::: DATA LISTING :::

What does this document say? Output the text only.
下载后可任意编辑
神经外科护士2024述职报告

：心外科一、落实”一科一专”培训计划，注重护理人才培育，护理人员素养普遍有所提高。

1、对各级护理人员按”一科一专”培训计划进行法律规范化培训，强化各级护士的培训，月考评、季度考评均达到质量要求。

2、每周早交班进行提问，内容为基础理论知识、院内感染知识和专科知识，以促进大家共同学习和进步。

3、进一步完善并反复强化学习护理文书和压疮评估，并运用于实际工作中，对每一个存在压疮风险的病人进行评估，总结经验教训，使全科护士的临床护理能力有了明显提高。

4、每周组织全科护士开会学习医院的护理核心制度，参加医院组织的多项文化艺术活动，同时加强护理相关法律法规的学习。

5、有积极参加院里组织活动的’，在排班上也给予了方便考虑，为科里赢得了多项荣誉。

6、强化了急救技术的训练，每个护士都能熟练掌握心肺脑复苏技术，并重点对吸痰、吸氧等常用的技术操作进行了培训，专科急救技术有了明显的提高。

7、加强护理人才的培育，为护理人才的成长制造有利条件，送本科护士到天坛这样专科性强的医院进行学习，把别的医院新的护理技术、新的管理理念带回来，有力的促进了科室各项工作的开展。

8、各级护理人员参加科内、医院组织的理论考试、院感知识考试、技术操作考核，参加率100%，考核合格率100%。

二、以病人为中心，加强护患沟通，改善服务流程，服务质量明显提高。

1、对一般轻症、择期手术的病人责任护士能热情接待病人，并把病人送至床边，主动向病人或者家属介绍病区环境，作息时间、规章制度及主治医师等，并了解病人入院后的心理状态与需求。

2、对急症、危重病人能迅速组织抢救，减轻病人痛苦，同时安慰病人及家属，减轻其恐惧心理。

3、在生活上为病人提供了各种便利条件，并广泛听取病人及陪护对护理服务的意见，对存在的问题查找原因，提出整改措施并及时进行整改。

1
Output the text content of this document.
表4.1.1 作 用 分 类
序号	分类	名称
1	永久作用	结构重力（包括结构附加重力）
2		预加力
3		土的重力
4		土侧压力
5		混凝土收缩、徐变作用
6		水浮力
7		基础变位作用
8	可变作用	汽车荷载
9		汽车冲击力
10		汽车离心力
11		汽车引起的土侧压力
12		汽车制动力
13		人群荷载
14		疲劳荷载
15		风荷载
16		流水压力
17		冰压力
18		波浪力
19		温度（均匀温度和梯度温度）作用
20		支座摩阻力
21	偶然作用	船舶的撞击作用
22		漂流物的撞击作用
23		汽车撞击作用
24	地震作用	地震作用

:::

TASK DESCRIPTION ▸
All of the material must be reproduced exactly.

EXERCISE RESPONSE ▸
What does this document say? Output the text only.
下载后可任意编辑
神经外科护士2024述职报告

：心外科一、落实”一科一专”培训计划，注重护理人才培育，护理人员素养普遍有所提高。

1、对各级护理人员按”一科一专”培训计划进行法律规范化培训，强化各级护士的培训，月考评、季度考评均达到质量要求。

2、每周早交班进行提问，内容为基础理论知识、院内感染知识和专科知识，以促进大家共同学习和进步。

3、进一步完善并反复强化学习护理文书和压疮评估，并运用于实际工作中，对每一个存在压疮风险的病人进行评估，总结经验教训，使全科护士的临床护理能力有了明显提高。

4、每周组织全科护士开会学习医院的护理核心制度，参加医院组织的多项文化艺术活动，同时加强护理相关法律法规的学习。

5、有积极参加院里组织活动的’，在排班上也给予了方便考虑，为科里赢得了多项荣誉。

6、强化了急救技术的训练，每个护士都能熟练掌握心肺脑复苏技术，并重点对吸痰、吸氧等常用的技术操作进行了培训，专科急救技术有了明显的提高。

7、加强护理人才的培育，为护理人才的成长制造有利条件，送本科护士到天坛这样专科性强的医院进行学习，把别的医院新的护理技术、新的管理理念带回来，有力的促进了科室各项工作的开展。

8、各级护理人员参加科内、医院组织的理论考试、院感知识考试、技术操作考核，参加率100%，考核合格率100%。

二、以病人为中心，加强护患沟通，改善服务流程，服务质量明显提高。

1、对一般轻症、择期手术的病人责任护士能热情接待病人，并把病人送至床边，主动向病人或者家属介绍病区环境，作息时间、规章制度及主治医师等，并了解病人入院后的心理状态与需求。

2、对急症、危重病人能迅速组织抢救，减轻病人痛苦，同时安慰病人及家属，减轻其恐惧心理。

3、在生活上为病人提供了各种便利条件，并广泛听取病人及陪护对护理服务的意见，对存在的问题查找原因，提出整改措施并及时进行整改。

1
Output the text content of this document.
表4.1.1 作 用 分 类
序号	分类	名称
1	永久作用	结构重力（包括结构附加重力）
2		预加力
3		土的重力
4		土侧压力
5		混凝土收缩、徐变作用
6		水浮力
7		基础变位作用
8	可变作用	汽车荷载
9		汽车冲击力
10		汽车离心力
11		汽车引起的土侧压力
12		汽车制动力
13		人群荷载
14		疲劳荷载
15		风荷载
16		流水压力
17		冰压力
18		波浪力
19		温度（均匀温度和梯度温度）作用
20		支座摩阻力
21	偶然作用	船舶的撞击作用
22		漂流物的撞击作用
23		汽车撞击作用
24	地震作用	地震作用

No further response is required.